Directions for this task:
Can you transcribe every record below exactly as it appears?

Provided information:
——

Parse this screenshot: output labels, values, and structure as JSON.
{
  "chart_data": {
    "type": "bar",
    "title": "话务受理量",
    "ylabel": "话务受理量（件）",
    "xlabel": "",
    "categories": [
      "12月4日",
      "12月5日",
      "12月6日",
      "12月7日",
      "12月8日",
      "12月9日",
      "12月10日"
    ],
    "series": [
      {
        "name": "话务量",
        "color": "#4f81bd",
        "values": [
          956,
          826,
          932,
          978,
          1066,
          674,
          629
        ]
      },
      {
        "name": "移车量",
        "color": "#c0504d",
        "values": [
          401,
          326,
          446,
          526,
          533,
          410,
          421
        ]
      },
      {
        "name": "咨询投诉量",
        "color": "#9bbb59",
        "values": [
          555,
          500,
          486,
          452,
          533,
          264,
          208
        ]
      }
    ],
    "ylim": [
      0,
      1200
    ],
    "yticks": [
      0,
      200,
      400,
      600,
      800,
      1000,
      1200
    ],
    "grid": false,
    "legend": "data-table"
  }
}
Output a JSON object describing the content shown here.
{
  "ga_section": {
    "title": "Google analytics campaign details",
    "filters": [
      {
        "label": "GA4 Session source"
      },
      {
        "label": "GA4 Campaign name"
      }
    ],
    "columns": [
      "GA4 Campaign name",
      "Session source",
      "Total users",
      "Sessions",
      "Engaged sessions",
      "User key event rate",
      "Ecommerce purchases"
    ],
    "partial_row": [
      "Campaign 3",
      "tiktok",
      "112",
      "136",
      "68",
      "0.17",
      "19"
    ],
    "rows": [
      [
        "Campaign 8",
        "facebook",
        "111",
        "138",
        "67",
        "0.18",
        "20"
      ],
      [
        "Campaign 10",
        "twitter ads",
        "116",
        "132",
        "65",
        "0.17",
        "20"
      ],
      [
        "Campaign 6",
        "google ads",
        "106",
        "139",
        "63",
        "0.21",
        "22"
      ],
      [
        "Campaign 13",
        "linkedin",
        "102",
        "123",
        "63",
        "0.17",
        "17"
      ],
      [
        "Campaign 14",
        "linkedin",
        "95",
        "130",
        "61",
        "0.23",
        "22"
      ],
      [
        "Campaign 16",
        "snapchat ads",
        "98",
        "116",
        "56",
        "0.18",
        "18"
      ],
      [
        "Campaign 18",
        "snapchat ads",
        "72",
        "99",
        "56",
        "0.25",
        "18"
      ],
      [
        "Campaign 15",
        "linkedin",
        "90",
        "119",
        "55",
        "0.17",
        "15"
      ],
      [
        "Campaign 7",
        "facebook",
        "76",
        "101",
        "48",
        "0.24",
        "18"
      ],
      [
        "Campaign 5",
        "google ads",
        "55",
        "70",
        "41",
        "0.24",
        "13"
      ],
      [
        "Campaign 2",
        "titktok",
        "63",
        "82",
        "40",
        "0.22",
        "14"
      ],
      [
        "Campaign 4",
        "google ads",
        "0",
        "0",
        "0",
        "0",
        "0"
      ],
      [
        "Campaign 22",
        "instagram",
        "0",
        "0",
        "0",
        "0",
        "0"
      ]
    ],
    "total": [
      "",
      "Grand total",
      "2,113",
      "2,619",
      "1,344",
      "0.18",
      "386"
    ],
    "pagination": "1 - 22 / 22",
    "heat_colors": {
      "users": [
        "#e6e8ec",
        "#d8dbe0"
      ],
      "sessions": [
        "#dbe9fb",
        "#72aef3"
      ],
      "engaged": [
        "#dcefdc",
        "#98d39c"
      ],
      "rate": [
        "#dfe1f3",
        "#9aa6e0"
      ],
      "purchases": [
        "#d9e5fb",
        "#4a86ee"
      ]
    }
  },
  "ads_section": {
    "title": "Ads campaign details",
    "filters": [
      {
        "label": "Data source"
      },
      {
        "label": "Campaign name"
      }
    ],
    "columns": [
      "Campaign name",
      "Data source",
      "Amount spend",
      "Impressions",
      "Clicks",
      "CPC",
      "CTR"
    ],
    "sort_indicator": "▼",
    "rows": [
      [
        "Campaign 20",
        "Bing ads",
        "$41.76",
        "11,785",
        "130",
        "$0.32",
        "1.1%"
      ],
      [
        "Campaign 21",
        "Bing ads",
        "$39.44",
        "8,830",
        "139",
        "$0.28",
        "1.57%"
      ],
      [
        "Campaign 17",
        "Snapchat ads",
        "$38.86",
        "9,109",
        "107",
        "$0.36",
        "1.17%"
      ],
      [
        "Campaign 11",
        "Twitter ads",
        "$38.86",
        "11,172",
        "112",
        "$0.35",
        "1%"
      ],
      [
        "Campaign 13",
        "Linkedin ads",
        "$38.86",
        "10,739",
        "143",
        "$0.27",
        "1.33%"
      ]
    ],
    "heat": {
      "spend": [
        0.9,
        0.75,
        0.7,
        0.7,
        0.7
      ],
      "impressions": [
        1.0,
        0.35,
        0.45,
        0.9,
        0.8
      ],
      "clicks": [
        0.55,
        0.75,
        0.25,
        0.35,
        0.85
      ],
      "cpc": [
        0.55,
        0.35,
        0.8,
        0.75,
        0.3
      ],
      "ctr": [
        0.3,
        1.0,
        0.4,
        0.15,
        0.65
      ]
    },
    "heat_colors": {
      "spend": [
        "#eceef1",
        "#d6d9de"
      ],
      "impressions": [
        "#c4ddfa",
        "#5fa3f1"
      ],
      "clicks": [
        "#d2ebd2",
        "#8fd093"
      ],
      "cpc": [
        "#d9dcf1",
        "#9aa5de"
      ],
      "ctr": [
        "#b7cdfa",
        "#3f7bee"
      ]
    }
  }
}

——

Solution to the problem:
Parse this screenshot: output labels, values, and structure as JSON.
{
  "chart_data": {
    "type": "bar",
    "title": "话务受理量",
    "ylabel": "话务受理量（件）",
    "xlabel": "",
    "categories": [
      "12月4日",
      "12月5日",
      "12月6日",
      "12月7日",
      "12月8日",
      "12月9日",
      "12月10日"
    ],
    "series": [
      {
        "name": "话务量",
        "color": "#4f81bd",
        "values": [
          956,
          826,
          932,
          978,
          1066,
          674,
          629
        ]
      },
      {
        "name": "移车量",
        "color": "#c0504d",
        "values": [
          401,
          326,
          446,
          526,
          533,
          410,
          421
        ]
      },
      {
        "name": "咨询投诉量",
        "color": "#9bbb59",
        "values": [
          555,
          500,
          486,
          452,
          533,
          264,
          208
        ]
      }
    ],
    "ylim": [
      0,
      1200
    ],
    "yticks": [
      0,
      200,
      400,
      600,
      800,
      1000,
      1200
    ],
    "grid": false,
    "legend": "data-table"
  }
}
Output a JSON object describing the content shown here.
{
  "ga_section": {
    "title": "Google analytics campaign details",
    "filters": [
      {
        "label": "GA4 Session source"
      },
      {
        "label": "GA4 Campaign name"
      }
    ],
    "columns": [
      "GA4 Campaign name",
      "Session source",
      "Total users",
      "Sessions",
      "Engaged sessions",
      "User key event rate",
      "Ecommerce purchases"
    ],
    "partial_row": [
      "Campaign 3",
      "tiktok",
      "112",
      "136",
      "68",
      "0.17",
      "19"
    ],
    "rows": [
      [
        "Campaign 8",
        "facebook",
        "111",
        "138",
        "67",
        "0.18",
        "20"
      ],
      [
        "Campaign 10",
        "twitter ads",
        "116",
        "132",
        "65",
        "0.17",
        "20"
      ],
      [
        "Campaign 6",
        "google ads",
        "106",
        "139",
        "63",
        "0.21",
        "22"
      ],
      [
        "Campaign 13",
        "linkedin",
        "102",
        "123",
        "63",
        "0.17",
        "17"
      ],
      [
        "Campaign 14",
        "linkedin",
        "95",
        "130",
        "61",
        "0.23",
        "22"
      ],
      [
        "Campaign 16",
        "snapchat ads",
        "98",
        "116",
        "56",
        "0.18",
        "18"
      ],
      [
        "Campaign 18",
        "snapchat ads",
        "72",
        "99",
        "56",
        "0.25",
        "18"
      ],
      [
        "Campaign 15",
        "linkedin",
        "90",
        "119",
        "55",
        "0.17",
        "15"
      ],
      [
        "Campaign 7",
        "facebook",
        "76",
        "101",
        "48",
        "0.24",
        "18"
      ],
      [
        "Campaign 5",
        "google ads",
        "55",
        "70",
        "41",
        "0.24",
        "13"
      ],
      [
        "Campaign 2",
        "titktok",
        "63",
        "82",
        "40",
        "0.22",
        "14"
      ],
      [
        "Campaign 4",
        "google ads",
        "0",
        "0",
        "0",
        "0",
        "0"
      ],
      [
        "Campaign 22",
        "instagram",
        "0",
        "0",
        "0",
        "0",
        "0"
      ]
    ],
    "total": [
      "",
      "Grand total",
      "2,113",
      "2,619",
      "1,344",
      "0.18",
      "386"
    ],
    "pagination": "1 - 22 / 22",
    "heat_colors": {
      "users": [
        "#e6e8ec",
        "#d8dbe0"
      ],
      "sessions": [
        "#dbe9fb",
        "#72aef3"
      ],
      "engaged": [
        "#dcefdc",
        "#98d39c"
      ],
      "rate": [
        "#dfe1f3",
        "#9aa6e0"
      ],
      "purchases": [
        "#d9e5fb",
        "#4a86ee"
      ]
    }
  },
  "ads_section": {
    "title": "Ads campaign details",
    "filters": [
      {
        "label": "Data source"
      },
      {
        "label": "Campaign name"
      }
    ],
    "columns": [
      "Campaign name",
      "Data source",
      "Amount spend",
      "Impressions",
      "Clicks",
      "CPC",
      "CTR"
    ],
    "sort_indicator": "▼",
    "rows": [
      [
        "Campaign 20",
        "Bing ads",
        "$41.76",
        "11,785",
        "130",
        "$0.32",
        "1.1%"
      ],
      [
        "Campaign 21",
        "Bing ads",
        "$39.44",
        "8,830",
        "139",
        "$0.28",
        "1.57%"
      ],
      [
        "Campaign 17",
        "Snapchat ads",
        "$38.86",
        "9,109",
        "107",
        "$0.36",
        "1.17%"
      ],
      [
        "Campaign 11",
        "Twitter ads",
        "$38.86",
        "11,172",
        "112",
        "$0.35",
        "1%"
      ],
      [
        "Campaign 13",
        "Linkedin ads",
        "$38.86",
        "10,739",
        "143",
        "$0.27",
        "1.33%"
      ]
    ],
    "heat": {
      "spend": [
        0.9,
        0.75,
        0.7,
        0.7,
        0.7
      ],
      "impressions": [
        1.0,
        0.35,
        0.45,
        0.9,
        0.8
      ],
      "clicks": [
        0.55,
        0.75,
        0.25,
        0.35,
        0.85
      ],
      "cpc": [
        0.55,
        0.35,
        0.8,
        0.75,
        0.3
      ],
      "ctr": [
        0.3,
        1.0,
        0.4,
        0.15,
        0.65
      ]
    },
    "heat_colors": {
      "spend": [
        "#eceef1",
        "#d6d9de"
      ],
      "impressions": [
        "#c4ddfa",
        "#5fa3f1"
      ],
      "clicks": [
        "#d2ebd2",
        "#8fd093"
      ],
      "cpc": [
        "#d9dcf1",
        "#9aa5de"
      ],
      "ctr": [
        "#b7cdfa",
        "#3f7bee"
      ]
    }
  }
}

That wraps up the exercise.